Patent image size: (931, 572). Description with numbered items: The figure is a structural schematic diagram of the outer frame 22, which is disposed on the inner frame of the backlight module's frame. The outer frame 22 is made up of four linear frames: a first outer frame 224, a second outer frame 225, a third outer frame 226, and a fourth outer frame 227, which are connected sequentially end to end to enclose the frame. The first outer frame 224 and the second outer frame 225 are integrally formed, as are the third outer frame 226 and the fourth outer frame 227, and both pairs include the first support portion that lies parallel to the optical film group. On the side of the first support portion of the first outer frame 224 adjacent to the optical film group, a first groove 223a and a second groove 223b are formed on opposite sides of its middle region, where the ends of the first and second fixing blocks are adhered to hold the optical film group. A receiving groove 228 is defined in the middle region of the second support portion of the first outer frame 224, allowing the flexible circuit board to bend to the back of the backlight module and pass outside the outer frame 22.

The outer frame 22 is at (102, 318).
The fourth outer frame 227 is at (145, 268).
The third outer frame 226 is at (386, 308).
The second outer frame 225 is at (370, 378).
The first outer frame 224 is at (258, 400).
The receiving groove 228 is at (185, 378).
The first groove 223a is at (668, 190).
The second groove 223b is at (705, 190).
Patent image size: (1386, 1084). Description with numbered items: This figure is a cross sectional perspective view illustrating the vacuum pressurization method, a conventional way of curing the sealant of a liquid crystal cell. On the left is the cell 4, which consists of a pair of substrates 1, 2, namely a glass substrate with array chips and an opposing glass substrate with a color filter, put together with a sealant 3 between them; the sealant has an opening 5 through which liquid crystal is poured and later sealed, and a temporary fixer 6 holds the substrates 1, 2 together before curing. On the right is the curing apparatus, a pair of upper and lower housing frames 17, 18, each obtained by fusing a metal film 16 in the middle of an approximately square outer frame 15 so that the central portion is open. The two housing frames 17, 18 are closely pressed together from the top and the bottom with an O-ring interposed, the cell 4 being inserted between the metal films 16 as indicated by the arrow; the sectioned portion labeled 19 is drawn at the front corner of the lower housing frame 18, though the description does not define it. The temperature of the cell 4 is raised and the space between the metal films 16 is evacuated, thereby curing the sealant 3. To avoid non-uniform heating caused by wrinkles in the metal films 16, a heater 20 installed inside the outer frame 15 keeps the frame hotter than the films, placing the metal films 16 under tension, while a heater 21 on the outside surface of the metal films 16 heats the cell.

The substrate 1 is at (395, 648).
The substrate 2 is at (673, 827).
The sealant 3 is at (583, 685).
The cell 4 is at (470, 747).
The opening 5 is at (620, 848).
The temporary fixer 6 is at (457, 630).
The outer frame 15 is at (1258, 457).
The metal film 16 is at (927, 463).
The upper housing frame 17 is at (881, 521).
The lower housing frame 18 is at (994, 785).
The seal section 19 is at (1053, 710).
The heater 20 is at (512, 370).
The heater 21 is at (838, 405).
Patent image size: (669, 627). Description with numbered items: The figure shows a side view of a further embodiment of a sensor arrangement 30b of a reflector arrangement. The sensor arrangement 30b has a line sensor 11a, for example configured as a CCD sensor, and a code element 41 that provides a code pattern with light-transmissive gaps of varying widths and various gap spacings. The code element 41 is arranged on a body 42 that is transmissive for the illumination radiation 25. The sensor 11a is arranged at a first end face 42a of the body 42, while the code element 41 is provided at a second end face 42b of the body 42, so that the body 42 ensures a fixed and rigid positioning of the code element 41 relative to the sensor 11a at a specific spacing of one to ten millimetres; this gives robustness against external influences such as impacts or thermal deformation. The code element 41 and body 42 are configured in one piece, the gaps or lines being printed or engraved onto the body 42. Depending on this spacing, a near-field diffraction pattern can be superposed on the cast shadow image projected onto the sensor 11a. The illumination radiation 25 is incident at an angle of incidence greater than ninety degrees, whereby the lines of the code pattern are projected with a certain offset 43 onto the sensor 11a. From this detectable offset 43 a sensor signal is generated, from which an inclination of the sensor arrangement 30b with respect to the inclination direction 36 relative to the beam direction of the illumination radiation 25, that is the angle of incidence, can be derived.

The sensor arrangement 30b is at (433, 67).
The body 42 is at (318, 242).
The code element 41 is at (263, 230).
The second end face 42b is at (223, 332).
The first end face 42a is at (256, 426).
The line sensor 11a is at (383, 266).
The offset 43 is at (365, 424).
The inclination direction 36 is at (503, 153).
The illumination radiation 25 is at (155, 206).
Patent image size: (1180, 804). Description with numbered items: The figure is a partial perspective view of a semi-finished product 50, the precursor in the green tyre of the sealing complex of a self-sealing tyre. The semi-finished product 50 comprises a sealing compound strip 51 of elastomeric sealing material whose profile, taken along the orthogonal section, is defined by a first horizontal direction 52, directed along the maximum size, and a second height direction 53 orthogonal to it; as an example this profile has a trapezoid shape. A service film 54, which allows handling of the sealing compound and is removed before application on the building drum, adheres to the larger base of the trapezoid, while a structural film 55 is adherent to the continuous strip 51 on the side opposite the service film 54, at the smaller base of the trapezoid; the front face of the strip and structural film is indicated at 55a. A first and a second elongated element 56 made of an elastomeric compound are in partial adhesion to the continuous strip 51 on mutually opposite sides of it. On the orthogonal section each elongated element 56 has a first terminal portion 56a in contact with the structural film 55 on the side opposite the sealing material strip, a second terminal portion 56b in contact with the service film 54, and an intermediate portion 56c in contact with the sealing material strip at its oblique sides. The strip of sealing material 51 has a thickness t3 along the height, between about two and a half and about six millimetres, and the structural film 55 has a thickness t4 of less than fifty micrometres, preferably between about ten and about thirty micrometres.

### [Objective]
Change "backlight module" to "backlight unit" in the entries from the start of the entries through the line that contains "The first groove 223a is at (668, 190).". Return those lines with nothing else altered.

### [Exercise response]
Patent image size: (931, 572). Description with numbered items: The figure is a structural schematic diagram of the outer frame 22, which is disposed on the inner frame of the backlight unit's frame. The outer frame 22 is made up of four linear frames: a first outer frame 224, a second outer frame 225, a third outer frame 226, and a fourth outer frame 227, which are connected sequentially end to end to enclose the frame. The first outer frame 224 and the second outer frame 225 are integrally formed, as are the third outer frame 226 and the fourth outer frame 227, and both pairs include the first support portion that lies parallel to the optical film group. On the side of the first support portion of the first outer frame 224 adjacent to the optical film group, a first groove 223a and a second groove 223b are formed on opposite sides of its middle region, where the ends of the first and second fixing blocks are adhered to hold the optical film group. A receiving groove 228 is defined in the middle region of the second support portion of the first outer frame 224, allowing the flexible circuit board to bend to the back of the backlight unit and pass outside the outer frame 22.

The outer frame 22 is at (102, 318).
The fourth outer frame 227 is at (145, 268).
The third outer frame 226 is at (386, 308).
The second outer frame 225 is at (370, 378).
The first outer frame 224 is at (258, 400).
The receiving groove 228 is at (185, 378).
The first groove 223a is at (668, 190).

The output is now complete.